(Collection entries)
####################
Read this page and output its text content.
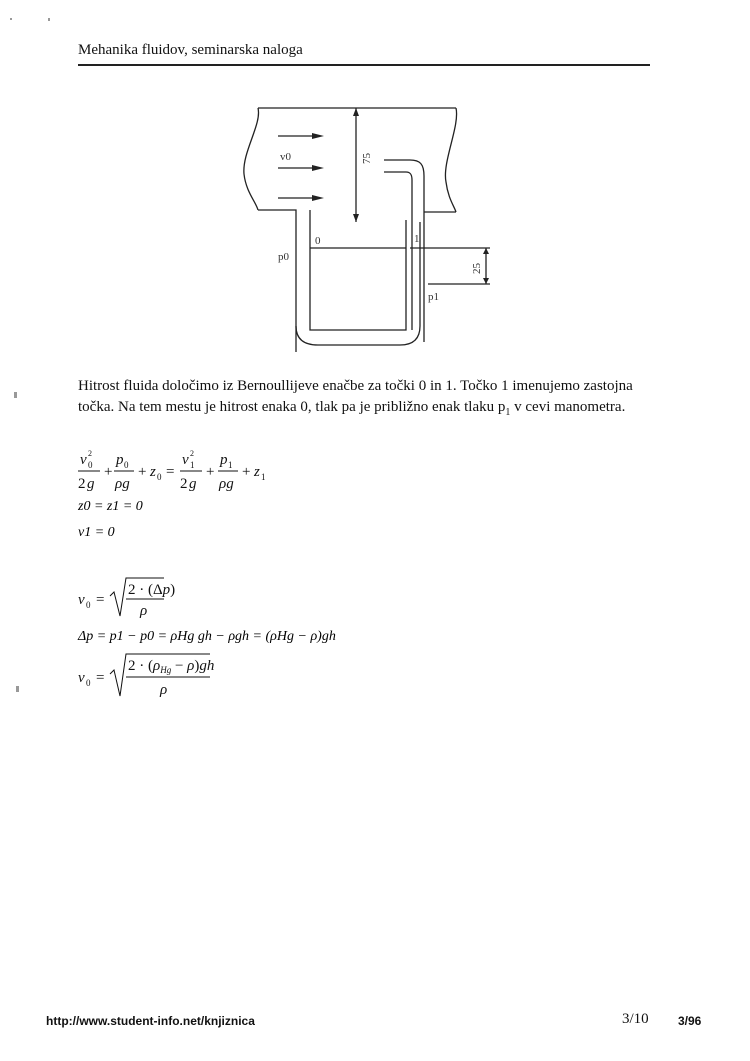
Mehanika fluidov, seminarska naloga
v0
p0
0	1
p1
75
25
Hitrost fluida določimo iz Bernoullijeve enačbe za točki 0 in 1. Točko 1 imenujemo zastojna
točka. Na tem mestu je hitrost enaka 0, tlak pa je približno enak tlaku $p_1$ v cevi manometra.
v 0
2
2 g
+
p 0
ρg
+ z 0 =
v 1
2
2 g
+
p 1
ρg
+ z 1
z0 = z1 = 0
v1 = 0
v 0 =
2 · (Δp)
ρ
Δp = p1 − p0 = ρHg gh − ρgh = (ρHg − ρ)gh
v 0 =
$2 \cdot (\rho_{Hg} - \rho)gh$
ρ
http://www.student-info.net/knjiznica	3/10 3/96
####################
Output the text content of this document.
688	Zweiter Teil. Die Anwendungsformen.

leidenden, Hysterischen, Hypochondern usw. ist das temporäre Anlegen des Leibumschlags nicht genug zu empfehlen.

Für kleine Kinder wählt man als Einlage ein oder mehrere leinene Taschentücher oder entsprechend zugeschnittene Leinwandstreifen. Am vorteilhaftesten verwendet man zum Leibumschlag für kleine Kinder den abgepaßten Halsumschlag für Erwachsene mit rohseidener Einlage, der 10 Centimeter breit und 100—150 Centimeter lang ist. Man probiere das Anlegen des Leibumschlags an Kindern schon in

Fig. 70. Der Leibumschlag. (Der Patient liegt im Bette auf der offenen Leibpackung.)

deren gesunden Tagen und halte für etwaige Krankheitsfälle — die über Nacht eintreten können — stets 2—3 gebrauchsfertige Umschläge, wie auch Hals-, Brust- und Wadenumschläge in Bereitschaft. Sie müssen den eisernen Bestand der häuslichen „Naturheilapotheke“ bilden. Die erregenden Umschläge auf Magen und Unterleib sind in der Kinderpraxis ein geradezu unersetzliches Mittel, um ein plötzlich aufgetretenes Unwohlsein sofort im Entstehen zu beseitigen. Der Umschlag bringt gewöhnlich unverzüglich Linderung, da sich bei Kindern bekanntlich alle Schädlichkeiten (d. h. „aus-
####################
→ Given instruction
Take every line from the records above that has the word "Anlegen" and copy it.

→ Answer to this task
leidenden, Hysterischen, Hypochondern usw. ist das temporäre Anlegen des Leibumschlags nicht genug zu empfehlen.
Für kleine Kinder wählt man als Einlage ein oder mehrere leinene Taschentücher oder entsprechend zugeschnittene Leinwandstreifen. Am vorteilhaftesten verwendet man zum Leibumschlag für kleine Kinder den abgepaßten Halsumschlag für Erwachsene mit rohseidener Einlage, der 10 Centimeter breit und 100—150 Centimeter lang ist. Man probiere das Anlegen des Leibumschlags an Kindern schon in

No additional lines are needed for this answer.